--- BEGIN PROVIDED RECORDS ---
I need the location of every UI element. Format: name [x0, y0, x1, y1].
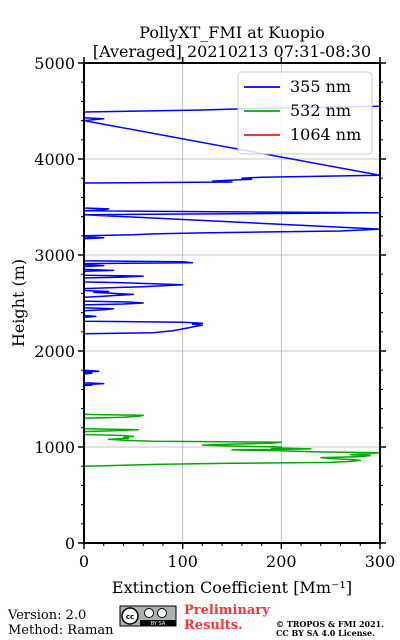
- chart-title: PollyXT_FMI at Kuopio: [139, 23, 325, 42]
- svg-text:cc: cc: [126, 613, 134, 621]
- y-tick-label: 5000: [34, 54, 75, 73]
- x-tick-label: 300: [365, 552, 396, 571]
- preliminary-line2: Results.: [184, 618, 243, 633]
- series-layer: [84, 105, 380, 467]
- legend-label: 355 nm: [290, 77, 351, 96]
- x-axis-label: Extinction Coefficient [Mm⁻¹]: [112, 578, 352, 597]
- y-tick-label: 1000: [34, 438, 75, 457]
- series-line-355-nm: [84, 105, 380, 387]
- sa-icon: [157, 608, 167, 618]
- y-tick-label: 0: [65, 534, 75, 553]
- series-line-532-nm: [84, 413, 380, 467]
- x-axis-label-base: Extinction Coefficient [Mm⁻¹]: [112, 578, 352, 597]
- y-axis-label: Height (m): [9, 259, 28, 347]
- x-tick-label: 0: [79, 552, 89, 571]
- copyright-line1: © TROPOS & FMI 2021.: [276, 619, 384, 629]
- plot-frame: [83, 62, 381, 544]
- cc-icon: [121, 607, 139, 625]
- y-tick-label: 2000: [34, 342, 75, 361]
- y-tick-label: 4000: [34, 150, 75, 169]
- license-badge-label: BY SA: [151, 621, 166, 627]
- y-tick-label: 3000: [34, 246, 75, 265]
- legend-label: 532 nm: [290, 101, 351, 120]
- preliminary-line1: Preliminary: [184, 603, 270, 618]
- x-tick-label: 200: [266, 552, 297, 571]
- legend-box: [237, 71, 373, 155]
- version-text: Version: 2.0: [7, 608, 86, 623]
- method-text: Method: Raman: [8, 623, 114, 638]
- legend-label: 1064 nm: [290, 125, 361, 144]
- copyright-line2: CC BY SA 4.0 License.: [276, 628, 375, 638]
- by-icon: [144, 608, 154, 618]
- cc-license-badge: cc BY SA: [119, 605, 177, 627]
- chart-subtitle: [Averaged] 20210213 07:31-08:30: [93, 42, 371, 61]
- x-tick-label: 100: [167, 552, 198, 571]
- legend: 355 nm 532 nm 1064 nm: [237, 71, 373, 155]
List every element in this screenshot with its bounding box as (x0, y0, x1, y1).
--- END PROVIDED RECORDS ---
- SET EXERCISE
Count how many lines of the records contain the string "Coefficient", treating upper and lower case as distinct. Give only the number.

- EXERCISE RESULT
2